> EXERCISE PROMPT
In the material below, identify each line bearing the word "JSON". Reproduce those lines.

******

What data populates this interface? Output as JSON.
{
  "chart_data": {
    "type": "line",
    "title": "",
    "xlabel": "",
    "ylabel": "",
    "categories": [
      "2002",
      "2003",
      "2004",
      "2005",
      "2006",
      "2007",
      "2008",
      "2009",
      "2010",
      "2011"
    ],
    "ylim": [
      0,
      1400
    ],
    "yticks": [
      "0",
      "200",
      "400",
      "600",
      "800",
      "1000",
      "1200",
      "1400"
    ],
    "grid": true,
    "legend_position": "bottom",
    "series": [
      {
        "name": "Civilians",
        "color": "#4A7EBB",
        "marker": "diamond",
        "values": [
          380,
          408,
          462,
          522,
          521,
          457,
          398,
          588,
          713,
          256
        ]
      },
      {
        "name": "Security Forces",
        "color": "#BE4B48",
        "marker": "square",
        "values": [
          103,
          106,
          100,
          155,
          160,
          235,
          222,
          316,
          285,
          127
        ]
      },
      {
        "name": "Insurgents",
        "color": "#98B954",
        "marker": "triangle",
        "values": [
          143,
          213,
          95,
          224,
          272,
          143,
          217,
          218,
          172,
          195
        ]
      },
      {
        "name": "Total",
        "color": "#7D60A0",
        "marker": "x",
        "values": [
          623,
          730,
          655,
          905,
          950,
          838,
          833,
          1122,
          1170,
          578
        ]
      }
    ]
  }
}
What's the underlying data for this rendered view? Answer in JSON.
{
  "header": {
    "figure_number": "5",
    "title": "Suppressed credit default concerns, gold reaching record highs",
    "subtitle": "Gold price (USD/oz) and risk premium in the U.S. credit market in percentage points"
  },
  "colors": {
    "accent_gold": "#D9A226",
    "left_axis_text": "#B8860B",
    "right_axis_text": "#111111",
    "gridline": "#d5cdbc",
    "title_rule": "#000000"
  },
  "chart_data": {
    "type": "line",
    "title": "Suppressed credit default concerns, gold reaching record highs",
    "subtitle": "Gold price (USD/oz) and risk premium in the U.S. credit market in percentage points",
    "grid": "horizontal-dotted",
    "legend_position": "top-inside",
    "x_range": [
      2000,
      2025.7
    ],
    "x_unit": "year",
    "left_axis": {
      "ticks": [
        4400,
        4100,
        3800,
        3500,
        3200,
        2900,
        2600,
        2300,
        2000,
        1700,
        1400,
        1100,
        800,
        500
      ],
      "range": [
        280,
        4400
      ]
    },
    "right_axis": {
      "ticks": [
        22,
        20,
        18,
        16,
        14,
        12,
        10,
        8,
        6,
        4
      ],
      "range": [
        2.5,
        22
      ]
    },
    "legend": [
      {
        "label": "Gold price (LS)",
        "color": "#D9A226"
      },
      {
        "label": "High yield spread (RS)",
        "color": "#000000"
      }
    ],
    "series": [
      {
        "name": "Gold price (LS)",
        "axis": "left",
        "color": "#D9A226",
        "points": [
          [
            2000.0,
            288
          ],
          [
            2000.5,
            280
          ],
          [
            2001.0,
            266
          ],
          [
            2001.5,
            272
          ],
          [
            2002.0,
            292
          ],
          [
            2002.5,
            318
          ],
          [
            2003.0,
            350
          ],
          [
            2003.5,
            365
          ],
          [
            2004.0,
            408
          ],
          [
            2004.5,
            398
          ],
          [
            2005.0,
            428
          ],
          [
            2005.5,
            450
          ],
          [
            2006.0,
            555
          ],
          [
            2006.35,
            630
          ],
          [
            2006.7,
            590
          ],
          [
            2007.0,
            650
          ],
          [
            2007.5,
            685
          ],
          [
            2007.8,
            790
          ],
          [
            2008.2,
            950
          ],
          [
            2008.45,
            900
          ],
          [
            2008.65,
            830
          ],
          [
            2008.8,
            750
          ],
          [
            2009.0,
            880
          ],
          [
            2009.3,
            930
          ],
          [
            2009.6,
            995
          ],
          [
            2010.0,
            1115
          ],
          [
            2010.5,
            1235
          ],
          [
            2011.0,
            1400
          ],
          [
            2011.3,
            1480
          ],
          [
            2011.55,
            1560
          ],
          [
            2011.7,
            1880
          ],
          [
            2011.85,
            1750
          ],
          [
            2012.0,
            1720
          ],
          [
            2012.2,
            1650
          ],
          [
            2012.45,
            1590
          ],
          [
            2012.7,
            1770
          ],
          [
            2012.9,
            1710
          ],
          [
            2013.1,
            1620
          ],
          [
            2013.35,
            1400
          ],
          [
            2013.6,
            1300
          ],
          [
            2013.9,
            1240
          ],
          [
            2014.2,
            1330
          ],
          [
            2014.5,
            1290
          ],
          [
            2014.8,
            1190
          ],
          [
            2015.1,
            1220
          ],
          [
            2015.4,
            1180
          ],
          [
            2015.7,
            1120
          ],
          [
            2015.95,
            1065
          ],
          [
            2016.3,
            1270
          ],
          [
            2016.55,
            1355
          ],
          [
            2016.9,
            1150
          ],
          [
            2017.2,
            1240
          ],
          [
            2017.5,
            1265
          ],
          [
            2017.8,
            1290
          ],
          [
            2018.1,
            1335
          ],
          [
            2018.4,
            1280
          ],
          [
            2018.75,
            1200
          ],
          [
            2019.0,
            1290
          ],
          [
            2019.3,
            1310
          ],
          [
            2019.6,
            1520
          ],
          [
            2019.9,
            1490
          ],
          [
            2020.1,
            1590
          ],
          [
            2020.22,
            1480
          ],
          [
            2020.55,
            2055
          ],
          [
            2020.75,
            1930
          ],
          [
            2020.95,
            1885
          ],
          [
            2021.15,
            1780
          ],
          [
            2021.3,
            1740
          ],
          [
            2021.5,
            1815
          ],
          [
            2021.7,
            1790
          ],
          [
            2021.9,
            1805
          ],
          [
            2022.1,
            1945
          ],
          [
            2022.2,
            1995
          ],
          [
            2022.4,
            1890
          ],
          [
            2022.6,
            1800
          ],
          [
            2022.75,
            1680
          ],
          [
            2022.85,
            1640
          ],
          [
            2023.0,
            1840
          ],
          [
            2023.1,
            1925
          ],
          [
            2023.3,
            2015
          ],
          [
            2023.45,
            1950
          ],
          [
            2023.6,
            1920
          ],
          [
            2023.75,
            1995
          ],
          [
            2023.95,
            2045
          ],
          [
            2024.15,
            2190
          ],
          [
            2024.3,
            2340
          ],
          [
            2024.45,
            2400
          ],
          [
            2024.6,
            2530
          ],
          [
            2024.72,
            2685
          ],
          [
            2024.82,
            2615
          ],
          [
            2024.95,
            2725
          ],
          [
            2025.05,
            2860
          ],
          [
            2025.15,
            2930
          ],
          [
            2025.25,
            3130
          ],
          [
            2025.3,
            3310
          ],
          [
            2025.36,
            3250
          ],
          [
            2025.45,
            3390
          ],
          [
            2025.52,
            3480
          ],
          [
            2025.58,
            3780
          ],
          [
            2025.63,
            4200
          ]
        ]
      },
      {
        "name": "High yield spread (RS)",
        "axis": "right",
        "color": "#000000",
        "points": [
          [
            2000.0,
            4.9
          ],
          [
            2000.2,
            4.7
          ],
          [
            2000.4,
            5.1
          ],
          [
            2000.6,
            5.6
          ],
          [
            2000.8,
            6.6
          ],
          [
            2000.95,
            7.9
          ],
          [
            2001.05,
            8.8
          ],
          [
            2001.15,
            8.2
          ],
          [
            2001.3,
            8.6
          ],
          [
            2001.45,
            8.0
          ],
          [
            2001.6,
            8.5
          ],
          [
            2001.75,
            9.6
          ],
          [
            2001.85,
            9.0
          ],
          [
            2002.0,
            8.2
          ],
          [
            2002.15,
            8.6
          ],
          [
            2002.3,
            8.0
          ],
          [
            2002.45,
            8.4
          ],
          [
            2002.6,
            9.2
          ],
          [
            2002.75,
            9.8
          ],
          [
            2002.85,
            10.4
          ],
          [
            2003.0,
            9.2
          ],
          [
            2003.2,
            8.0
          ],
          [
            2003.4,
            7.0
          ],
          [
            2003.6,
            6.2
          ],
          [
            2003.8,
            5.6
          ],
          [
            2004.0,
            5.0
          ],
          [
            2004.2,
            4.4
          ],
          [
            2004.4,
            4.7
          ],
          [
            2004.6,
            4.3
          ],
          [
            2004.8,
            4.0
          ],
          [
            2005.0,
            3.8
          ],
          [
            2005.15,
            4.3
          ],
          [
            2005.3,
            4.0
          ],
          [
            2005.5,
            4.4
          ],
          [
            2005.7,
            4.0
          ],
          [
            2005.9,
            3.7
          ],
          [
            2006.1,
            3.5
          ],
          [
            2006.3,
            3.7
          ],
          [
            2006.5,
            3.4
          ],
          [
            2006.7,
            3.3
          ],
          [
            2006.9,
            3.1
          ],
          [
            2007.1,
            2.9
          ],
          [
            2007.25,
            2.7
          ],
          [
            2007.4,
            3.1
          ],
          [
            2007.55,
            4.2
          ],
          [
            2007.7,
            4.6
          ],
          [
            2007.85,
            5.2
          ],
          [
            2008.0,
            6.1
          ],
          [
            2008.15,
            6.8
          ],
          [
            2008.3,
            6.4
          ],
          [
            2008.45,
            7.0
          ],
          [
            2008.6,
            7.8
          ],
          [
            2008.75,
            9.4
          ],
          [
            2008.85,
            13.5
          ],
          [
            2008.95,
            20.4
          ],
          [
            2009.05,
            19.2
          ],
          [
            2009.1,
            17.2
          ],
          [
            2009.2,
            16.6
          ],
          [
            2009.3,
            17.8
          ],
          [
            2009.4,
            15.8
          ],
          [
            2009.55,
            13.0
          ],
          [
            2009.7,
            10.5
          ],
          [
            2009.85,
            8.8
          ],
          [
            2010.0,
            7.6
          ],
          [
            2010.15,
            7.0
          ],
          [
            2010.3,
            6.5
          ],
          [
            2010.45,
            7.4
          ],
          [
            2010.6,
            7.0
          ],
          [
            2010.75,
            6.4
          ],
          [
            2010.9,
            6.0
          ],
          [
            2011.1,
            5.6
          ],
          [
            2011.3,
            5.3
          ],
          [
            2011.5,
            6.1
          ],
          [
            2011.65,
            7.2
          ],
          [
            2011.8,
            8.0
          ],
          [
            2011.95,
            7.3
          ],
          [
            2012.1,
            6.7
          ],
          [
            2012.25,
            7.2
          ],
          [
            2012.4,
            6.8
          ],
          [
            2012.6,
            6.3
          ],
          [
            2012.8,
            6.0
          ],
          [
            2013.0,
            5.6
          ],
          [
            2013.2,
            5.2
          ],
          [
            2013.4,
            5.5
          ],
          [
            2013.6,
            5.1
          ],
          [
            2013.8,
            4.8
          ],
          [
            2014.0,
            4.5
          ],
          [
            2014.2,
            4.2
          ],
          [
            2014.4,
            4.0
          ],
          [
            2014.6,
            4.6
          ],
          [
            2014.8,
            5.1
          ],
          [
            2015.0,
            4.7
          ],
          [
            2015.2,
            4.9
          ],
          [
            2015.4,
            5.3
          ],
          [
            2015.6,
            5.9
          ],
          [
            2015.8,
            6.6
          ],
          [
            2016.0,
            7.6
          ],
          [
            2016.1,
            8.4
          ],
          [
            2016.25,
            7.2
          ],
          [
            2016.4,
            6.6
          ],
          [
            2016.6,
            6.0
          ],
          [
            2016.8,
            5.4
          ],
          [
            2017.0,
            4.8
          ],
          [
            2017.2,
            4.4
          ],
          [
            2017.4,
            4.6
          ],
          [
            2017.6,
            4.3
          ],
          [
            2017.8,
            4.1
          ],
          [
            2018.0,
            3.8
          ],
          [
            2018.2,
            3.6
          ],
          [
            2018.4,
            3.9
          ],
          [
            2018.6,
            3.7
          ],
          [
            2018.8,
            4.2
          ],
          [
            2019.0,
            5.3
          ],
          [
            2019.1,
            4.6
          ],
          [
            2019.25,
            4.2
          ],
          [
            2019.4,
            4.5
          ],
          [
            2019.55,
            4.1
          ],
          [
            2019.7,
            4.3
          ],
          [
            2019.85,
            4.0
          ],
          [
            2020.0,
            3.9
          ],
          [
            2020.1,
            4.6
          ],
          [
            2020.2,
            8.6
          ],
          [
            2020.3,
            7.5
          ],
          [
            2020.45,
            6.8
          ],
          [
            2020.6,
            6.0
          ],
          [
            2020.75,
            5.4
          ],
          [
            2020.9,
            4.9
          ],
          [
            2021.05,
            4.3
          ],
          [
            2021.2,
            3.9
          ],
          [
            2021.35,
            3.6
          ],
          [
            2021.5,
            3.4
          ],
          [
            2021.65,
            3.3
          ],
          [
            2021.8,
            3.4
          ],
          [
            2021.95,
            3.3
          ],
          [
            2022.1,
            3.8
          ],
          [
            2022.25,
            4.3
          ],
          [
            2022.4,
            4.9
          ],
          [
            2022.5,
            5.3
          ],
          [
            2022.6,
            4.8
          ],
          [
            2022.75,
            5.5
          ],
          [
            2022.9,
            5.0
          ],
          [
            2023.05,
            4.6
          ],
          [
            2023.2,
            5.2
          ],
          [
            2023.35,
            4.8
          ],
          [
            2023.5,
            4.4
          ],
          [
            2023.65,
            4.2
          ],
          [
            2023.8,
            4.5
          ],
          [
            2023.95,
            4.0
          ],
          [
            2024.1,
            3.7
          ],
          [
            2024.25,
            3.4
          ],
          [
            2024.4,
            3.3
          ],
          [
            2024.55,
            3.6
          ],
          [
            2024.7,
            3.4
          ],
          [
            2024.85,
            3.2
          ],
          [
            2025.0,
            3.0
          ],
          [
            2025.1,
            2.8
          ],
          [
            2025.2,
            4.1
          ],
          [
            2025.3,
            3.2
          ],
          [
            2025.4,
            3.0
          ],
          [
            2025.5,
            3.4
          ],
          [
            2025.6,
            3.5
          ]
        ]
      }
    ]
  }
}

******

> RESULT OF THE EXERCISE
What data populates this interface? Output as JSON.
What's the underlying data for this rendered view? Answer in JSON.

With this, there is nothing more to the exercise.